* Problem to work on: Copy out the records word for word, from their first line through the line that contains "music-icon[interactable]: ♫ —", including that line.

:: Data shown

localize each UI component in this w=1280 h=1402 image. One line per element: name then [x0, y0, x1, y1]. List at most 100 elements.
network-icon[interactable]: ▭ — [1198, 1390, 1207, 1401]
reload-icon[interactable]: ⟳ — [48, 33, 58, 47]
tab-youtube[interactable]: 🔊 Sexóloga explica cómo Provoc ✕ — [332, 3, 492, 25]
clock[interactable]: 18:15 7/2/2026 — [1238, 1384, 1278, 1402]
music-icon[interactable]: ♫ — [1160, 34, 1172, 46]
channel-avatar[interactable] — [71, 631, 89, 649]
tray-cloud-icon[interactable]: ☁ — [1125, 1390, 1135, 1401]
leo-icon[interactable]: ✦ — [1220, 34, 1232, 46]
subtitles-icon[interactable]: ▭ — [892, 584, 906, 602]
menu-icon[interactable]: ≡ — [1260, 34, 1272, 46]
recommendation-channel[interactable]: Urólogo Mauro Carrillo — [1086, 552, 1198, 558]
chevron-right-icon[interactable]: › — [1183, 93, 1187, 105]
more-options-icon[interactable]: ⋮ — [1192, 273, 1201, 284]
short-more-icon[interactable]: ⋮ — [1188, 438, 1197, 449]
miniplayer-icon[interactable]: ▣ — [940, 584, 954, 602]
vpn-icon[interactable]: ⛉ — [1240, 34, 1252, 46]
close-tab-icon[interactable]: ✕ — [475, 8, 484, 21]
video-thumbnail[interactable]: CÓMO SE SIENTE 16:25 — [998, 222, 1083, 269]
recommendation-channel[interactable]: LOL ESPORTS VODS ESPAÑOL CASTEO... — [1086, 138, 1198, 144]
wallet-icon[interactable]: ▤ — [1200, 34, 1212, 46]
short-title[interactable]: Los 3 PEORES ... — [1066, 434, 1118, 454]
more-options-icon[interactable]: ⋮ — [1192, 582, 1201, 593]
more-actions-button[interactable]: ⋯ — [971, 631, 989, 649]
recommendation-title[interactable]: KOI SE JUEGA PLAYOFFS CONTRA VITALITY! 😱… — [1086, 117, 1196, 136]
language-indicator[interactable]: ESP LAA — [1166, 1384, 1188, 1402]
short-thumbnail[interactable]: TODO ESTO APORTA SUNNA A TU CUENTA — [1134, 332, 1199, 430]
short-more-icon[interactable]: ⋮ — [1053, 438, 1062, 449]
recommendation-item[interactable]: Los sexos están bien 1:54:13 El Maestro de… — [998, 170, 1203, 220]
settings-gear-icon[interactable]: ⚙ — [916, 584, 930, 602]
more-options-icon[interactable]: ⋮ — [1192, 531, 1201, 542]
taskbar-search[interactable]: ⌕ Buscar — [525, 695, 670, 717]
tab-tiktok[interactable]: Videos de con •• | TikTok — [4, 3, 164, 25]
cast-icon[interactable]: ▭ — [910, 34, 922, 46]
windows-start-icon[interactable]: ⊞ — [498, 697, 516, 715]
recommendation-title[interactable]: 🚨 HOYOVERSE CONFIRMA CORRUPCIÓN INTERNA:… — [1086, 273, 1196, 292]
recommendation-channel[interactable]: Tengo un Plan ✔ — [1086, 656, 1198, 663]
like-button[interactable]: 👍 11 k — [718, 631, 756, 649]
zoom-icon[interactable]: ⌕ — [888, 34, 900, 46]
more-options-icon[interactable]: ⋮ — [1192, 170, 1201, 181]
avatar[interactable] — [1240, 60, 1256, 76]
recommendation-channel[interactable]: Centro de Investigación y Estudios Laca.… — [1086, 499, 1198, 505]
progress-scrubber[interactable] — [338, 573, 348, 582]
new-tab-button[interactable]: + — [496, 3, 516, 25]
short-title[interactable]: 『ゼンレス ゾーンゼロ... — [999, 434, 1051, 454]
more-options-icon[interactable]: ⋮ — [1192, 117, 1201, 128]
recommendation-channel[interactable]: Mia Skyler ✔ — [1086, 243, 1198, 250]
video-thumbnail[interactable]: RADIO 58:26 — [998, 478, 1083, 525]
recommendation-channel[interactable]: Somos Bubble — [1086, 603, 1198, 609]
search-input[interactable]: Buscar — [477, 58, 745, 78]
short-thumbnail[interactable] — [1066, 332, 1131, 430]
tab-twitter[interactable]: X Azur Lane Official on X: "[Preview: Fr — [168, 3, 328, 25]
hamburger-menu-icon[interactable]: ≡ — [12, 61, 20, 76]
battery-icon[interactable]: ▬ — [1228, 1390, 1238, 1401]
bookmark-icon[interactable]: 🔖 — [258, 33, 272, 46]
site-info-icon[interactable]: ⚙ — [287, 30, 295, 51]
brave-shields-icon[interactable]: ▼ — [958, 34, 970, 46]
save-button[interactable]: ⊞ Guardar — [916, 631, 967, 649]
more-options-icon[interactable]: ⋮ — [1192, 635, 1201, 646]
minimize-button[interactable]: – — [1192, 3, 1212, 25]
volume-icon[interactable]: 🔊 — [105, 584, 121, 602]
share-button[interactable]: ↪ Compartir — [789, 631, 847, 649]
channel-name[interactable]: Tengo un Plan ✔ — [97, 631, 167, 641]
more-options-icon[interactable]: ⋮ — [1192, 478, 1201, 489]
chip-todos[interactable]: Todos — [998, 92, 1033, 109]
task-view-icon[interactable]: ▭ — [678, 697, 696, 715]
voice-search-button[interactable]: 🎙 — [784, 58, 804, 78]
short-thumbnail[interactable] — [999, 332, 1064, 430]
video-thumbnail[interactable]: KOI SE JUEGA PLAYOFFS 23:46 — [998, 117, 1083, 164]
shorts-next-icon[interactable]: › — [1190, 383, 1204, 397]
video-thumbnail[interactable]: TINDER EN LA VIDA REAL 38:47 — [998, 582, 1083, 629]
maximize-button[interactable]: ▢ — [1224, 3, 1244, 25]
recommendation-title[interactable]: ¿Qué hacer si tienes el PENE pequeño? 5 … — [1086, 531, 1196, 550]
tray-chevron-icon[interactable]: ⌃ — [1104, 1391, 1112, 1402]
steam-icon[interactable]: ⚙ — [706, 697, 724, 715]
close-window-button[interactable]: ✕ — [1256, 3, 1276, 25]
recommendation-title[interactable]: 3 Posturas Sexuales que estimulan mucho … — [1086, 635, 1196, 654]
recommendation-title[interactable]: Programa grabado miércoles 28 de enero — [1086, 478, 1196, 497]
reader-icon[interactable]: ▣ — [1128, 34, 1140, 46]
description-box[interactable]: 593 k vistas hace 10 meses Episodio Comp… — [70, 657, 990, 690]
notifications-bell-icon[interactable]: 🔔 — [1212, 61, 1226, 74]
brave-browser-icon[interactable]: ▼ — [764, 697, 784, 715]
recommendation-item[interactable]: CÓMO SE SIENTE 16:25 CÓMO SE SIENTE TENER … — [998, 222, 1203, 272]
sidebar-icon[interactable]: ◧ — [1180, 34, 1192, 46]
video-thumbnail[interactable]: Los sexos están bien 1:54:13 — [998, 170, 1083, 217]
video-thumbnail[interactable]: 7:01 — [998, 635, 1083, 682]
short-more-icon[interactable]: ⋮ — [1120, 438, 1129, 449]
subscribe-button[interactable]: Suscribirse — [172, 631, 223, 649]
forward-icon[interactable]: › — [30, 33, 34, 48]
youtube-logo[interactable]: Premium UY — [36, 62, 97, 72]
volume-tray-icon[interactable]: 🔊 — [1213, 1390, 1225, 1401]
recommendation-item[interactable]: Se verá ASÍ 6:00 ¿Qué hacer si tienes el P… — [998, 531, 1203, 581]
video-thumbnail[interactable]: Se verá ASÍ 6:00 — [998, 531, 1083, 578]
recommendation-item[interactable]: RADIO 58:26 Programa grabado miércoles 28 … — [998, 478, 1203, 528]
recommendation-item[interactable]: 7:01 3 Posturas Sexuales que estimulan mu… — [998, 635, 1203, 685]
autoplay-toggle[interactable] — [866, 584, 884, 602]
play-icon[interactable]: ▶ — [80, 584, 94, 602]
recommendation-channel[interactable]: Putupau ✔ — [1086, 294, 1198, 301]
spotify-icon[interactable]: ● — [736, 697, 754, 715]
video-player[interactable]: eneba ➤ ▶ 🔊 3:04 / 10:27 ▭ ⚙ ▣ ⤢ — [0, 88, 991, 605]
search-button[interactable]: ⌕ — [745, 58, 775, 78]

::::

* Answer to this exercise:
localize each UI component in this w=1280 h=1402 image. One line per element: name then [x0, y0, x1, y1]. List at most 100 elements.
network-icon[interactable]: ▭ — [1198, 1390, 1207, 1401]
reload-icon[interactable]: ⟳ — [48, 33, 58, 47]
tab-youtube[interactable]: 🔊 Sexóloga explica cómo Provoc ✕ — [332, 3, 492, 25]
clock[interactable]: 18:15 7/2/2026 — [1238, 1384, 1278, 1402]
music-icon[interactable]: ♫ — [1160, 34, 1172, 46]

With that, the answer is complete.